Exercise description —
Your job is to restate each entry word for word.

Material for this task —

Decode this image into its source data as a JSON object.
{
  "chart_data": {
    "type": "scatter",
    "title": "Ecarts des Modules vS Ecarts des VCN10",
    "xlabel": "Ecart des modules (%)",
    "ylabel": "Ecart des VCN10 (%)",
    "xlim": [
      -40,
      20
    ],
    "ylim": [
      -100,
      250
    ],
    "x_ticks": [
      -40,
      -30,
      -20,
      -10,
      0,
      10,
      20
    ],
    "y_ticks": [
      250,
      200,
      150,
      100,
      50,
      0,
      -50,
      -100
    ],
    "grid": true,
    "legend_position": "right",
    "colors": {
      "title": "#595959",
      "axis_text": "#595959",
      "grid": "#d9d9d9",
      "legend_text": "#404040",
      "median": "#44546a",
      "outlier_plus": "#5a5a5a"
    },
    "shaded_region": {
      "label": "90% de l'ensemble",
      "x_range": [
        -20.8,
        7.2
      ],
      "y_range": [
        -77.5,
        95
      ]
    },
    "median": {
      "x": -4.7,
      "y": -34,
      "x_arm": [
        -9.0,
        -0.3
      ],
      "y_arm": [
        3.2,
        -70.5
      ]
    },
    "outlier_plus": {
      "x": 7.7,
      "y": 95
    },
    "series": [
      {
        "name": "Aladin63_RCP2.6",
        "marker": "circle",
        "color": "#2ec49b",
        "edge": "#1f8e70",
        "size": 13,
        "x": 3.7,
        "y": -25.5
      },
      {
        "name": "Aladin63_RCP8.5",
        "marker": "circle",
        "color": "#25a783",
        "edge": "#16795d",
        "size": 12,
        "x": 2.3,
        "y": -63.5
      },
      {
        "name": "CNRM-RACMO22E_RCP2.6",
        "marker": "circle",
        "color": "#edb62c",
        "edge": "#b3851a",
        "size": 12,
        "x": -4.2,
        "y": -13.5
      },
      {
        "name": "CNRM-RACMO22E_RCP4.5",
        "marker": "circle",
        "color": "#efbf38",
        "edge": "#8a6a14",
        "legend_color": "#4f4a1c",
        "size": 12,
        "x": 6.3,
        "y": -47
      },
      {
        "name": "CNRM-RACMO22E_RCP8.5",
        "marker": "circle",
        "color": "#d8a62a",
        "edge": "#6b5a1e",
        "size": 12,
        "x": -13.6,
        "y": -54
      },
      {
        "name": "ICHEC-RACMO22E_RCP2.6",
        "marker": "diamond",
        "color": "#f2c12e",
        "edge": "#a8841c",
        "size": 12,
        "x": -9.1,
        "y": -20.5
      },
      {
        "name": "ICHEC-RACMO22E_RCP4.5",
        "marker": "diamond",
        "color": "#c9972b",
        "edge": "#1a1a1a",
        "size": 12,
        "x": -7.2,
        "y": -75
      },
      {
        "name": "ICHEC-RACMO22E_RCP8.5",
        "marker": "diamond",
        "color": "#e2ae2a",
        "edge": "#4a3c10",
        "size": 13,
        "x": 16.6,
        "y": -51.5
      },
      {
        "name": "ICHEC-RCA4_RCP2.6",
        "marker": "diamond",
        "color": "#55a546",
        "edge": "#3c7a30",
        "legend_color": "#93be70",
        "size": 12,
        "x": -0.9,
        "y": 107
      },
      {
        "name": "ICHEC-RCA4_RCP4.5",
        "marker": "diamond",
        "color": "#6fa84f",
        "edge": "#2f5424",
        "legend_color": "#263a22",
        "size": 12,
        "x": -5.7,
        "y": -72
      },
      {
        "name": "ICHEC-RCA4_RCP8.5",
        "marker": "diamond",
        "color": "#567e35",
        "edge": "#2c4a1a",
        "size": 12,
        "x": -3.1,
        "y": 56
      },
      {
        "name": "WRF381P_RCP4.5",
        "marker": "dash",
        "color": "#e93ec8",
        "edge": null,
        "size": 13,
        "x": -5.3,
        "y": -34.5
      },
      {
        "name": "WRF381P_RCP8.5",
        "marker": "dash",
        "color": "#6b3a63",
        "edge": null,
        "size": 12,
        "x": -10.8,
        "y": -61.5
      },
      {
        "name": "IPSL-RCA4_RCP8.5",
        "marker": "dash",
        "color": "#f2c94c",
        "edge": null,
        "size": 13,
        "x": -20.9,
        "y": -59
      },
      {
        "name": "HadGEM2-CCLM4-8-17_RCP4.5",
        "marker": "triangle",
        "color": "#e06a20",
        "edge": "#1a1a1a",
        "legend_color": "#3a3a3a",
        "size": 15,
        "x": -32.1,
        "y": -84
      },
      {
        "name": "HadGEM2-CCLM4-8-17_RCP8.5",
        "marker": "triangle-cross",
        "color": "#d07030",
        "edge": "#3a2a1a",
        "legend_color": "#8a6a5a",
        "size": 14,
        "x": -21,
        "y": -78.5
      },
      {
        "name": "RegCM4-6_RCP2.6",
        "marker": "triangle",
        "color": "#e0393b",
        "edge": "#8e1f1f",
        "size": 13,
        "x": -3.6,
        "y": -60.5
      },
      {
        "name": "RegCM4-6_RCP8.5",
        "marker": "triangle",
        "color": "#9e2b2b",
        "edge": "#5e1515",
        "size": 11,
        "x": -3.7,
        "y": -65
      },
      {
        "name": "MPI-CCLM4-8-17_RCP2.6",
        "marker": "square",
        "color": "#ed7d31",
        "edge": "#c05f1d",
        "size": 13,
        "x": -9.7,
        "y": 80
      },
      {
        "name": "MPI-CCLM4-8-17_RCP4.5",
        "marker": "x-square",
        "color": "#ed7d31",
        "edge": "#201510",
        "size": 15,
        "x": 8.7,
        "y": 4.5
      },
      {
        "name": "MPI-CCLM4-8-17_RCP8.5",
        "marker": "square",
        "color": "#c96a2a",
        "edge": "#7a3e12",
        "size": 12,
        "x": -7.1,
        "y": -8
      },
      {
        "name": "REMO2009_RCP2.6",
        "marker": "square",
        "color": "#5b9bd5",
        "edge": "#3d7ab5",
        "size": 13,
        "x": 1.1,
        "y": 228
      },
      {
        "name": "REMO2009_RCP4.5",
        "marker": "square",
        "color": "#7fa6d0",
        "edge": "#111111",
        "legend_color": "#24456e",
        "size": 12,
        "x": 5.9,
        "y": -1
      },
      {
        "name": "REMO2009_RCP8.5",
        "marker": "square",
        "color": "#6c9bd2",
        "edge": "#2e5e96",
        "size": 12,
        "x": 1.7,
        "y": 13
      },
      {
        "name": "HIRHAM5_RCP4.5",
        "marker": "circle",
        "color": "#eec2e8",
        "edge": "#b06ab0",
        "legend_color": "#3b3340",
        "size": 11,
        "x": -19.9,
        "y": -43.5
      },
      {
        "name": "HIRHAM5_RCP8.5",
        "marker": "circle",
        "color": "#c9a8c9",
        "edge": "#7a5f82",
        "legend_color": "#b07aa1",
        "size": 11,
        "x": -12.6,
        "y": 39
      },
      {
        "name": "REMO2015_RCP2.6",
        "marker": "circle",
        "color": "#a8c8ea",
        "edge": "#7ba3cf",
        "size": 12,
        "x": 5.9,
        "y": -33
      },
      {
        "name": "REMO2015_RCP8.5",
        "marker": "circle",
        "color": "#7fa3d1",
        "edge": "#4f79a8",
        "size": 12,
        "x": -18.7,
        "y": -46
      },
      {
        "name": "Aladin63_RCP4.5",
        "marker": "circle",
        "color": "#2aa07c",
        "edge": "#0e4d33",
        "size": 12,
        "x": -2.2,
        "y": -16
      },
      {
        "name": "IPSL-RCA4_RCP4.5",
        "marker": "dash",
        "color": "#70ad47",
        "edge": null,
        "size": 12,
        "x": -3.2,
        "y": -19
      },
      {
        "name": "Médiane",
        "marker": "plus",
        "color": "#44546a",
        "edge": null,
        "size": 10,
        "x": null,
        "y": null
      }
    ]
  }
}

Result of this task —
Decode this image into its source data as a JSON object.
{
  "chart_data": {
    "type": "scatter",
    "title": "Ecarts des Modules vS Ecarts des VCN10",
    "xlabel": "Ecart des modules (%)",
    "ylabel": "Ecart des VCN10 (%)",
    "xlim": [
      -40,
      20
    ],
    "ylim": [
      -100,
      250
    ],
    "x_ticks": [
      -40,
      -30,
      -20,
      -10,
      0,
      10,
      20
    ],
    "y_ticks": [
      250,
      200,
      150,
      100,
      50,
      0,
      -50,
      -100
    ],
    "grid": true,
    "legend_position": "right",
    "colors": {
      "title": "#595959",
      "axis_text": "#595959",
      "grid": "#d9d9d9",
      "legend_text": "#404040",
      "median": "#44546a",
      "outlier_plus": "#5a5a5a"
    },
    "shaded_region": {
      "label": "90% de l'ensemble",
      "x_range": [
        -20.8,
        7.2
      ],
      "y_range": [
        -77.5,
        95
      ]
    },
    "median": {
      "x": -4.7,
      "y": -34,
      "x_arm": [
        -9.0,
        -0.3
      ],
      "y_arm": [
        3.2,
        -70.5
      ]
    },
    "outlier_plus": {
      "x": 7.7,
      "y": 95
    },
    "series": [
      {
        "name": "Aladin63_RCP2.6",
        "marker": "circle",
        "color": "#2ec49b",
        "edge": "#1f8e70",
        "size": 13,
        "x": 3.7,
        "y": -25.5
      },
      {
        "name": "Aladin63_RCP8.5",
        "marker": "circle",
        "color": "#25a783",
        "edge": "#16795d",
        "size": 12,
        "x": 2.3,
        "y": -63.5
      },
      {
        "name": "CNRM-RACMO22E_RCP2.6",
        "marker": "circle",
        "color": "#edb62c",
        "edge": "#b3851a",
        "size": 12,
        "x": -4.2,
        "y": -13.5
      },
      {
        "name": "CNRM-RACMO22E_RCP4.5",
        "marker": "circle",
        "color": "#efbf38",
        "edge": "#8a6a14",
        "legend_color": "#4f4a1c",
        "size": 12,
        "x": 6.3,
        "y": -47
      },
      {
        "name": "CNRM-RACMO22E_RCP8.5",
        "marker": "circle",
        "color": "#d8a62a",
        "edge": "#6b5a1e",
        "size": 12,
        "x": -13.6,
        "y": -54
      },
      {
        "name": "ICHEC-RACMO22E_RCP2.6",
        "marker": "diamond",
        "color": "#f2c12e",
        "edge": "#a8841c",
        "size": 12,
        "x": -9.1,
        "y": -20.5
      },
      {
        "name": "ICHEC-RACMO22E_RCP4.5",
        "marker": "diamond",
        "color": "#c9972b",
        "edge": "#1a1a1a",
        "size": 12,
        "x": -7.2,
        "y": -75
      },
      {
        "name": "ICHEC-RACMO22E_RCP8.5",
        "marker": "diamond",
        "color": "#e2ae2a",
        "edge": "#4a3c10",
        "size": 13,
        "x": 16.6,
        "y": -51.5
      },
      {
        "name": "ICHEC-RCA4_RCP2.6",
        "marker": "diamond",
        "color": "#55a546",
        "edge": "#3c7a30",
        "legend_color": "#93be70",
        "size": 12,
        "x": -0.9,
        "y": 107
      },
      {
        "name": "ICHEC-RCA4_RCP4.5",
        "marker": "diamond",
        "color": "#6fa84f",
        "edge": "#2f5424",
        "legend_color": "#263a22",
        "size": 12,
        "x": -5.7,
        "y": -72
      },
      {
        "name": "ICHEC-RCA4_RCP8.5",
        "marker": "diamond",
        "color": "#567e35",
        "edge": "#2c4a1a",
        "size": 12,
        "x": -3.1,
        "y": 56
      },
      {
        "name": "WRF381P_RCP4.5",
        "marker": "dash",
        "color": "#e93ec8",
        "edge": null,
        "size": 13,
        "x": -5.3,
        "y": -34.5
      },
      {
        "name": "WRF381P_RCP8.5",
        "marker": "dash",
        "color": "#6b3a63",
        "edge": null,
        "size": 12,
        "x": -10.8,
        "y": -61.5
      },
      {
        "name": "IPSL-RCA4_RCP8.5",
        "marker": "dash",
        "color": "#f2c94c",
        "edge": null,
        "size": 13,
        "x": -20.9,
        "y": -59
      },
      {
        "name": "HadGEM2-CCLM4-8-17_RCP4.5",
        "marker": "triangle",
        "color": "#e06a20",
        "edge": "#1a1a1a",
        "legend_color": "#3a3a3a",
        "size": 15,
        "x": -32.1,
        "y": -84
      },
      {
        "name": "HadGEM2-CCLM4-8-17_RCP8.5",
        "marker": "triangle-cross",
        "color": "#d07030",
        "edge": "#3a2a1a",
        "legend_color": "#8a6a5a",
        "size": 14,
        "x": -21,
        "y": -78.5
      },
      {
        "name": "RegCM4-6_RCP2.6",
        "marker": "triangle",
        "color": "#e0393b",
        "edge": "#8e1f1f",
        "size": 13,
        "x": -3.6,
        "y": -60.5
      },
      {
        "name": "RegCM4-6_RCP8.5",
        "marker": "triangle",
        "color": "#9e2b2b",
        "edge": "#5e1515",
        "size": 11,
        "x": -3.7,
        "y": -65
      },
      {
        "name": "MPI-CCLM4-8-17_RCP2.6",
        "marker": "square",
        "color": "#ed7d31",
        "edge": "#c05f1d",
        "size": 13,
        "x": -9.7,
        "y": 80
      },
      {
        "name": "MPI-CCLM4-8-17_RCP4.5",
        "marker": "x-square",
        "color": "#ed7d31",
        "edge": "#201510",
        "size": 15,
        "x": 8.7,
        "y": 4.5
      },
      {
        "name": "MPI-CCLM4-8-17_RCP8.5",
        "marker": "square",
        "color": "#c96a2a",
        "edge": "#7a3e12",
        "size": 12,
        "x": -7.1,
        "y": -8
      },
      {
        "name": "REMO2009_RCP2.6",
        "marker": "square",
        "color": "#5b9bd5",
        "edge": "#3d7ab5",
        "size": 13,
        "x": 1.1,
        "y": 228
      },
      {
        "name": "REMO2009_RCP4.5",
        "marker": "square",
        "color": "#7fa6d0",
        "edge": "#111111",
        "legend_color": "#24456e",
        "size": 12,
        "x": 5.9,
        "y": -1
      },
      {
        "name": "REMO2009_RCP8.5",
        "marker": "square",
        "color": "#6c9bd2",
        "edge": "#2e5e96",
        "size": 12,
        "x": 1.7,
        "y": 13
      },
      {
        "name": "HIRHAM5_RCP4.5",
        "marker": "circle",
        "color": "#eec2e8",
        "edge": "#b06ab0",
        "legend_color": "#3b3340",
        "size": 11,
        "x": -19.9,
        "y": -43.5
      },
      {
        "name": "HIRHAM5_RCP8.5",
        "marker": "circle",
        "color": "#c9a8c9",
        "edge": "#7a5f82",
        "legend_color": "#b07aa1",
        "size": 11,
        "x": -12.6,
        "y": 39
      },
      {
        "name": "REMO2015_RCP2.6",
        "marker": "circle",
        "color": "#a8c8ea",
        "edge": "#7ba3cf",
        "size": 12,
        "x": 5.9,
        "y": -33
      },
      {
        "name": "REMO2015_RCP8.5",
        "marker": "circle",
        "color": "#7fa3d1",
        "edge": "#4f79a8",
        "size": 12,
        "x": -18.7,
        "y": -46
      },
      {
        "name": "Aladin63_RCP4.5",
        "marker": "circle",
        "color": "#2aa07c",
        "edge": "#0e4d33",
        "size": 12,
        "x": -2.2,
        "y": -16
      },
      {
        "name": "IPSL-RCA4_RCP4.5",
        "marker": "dash",
        "color": "#70ad47",
        "edge": null,
        "size": 12,
        "x": -3.2,
        "y": -19
      },
      {
        "name": "Médiane",
        "marker": "plus",
        "color": "#44546a",
        "edge": null,
        "size": 10,
        "x": null,
        "y": null
      }
    ]
  }
}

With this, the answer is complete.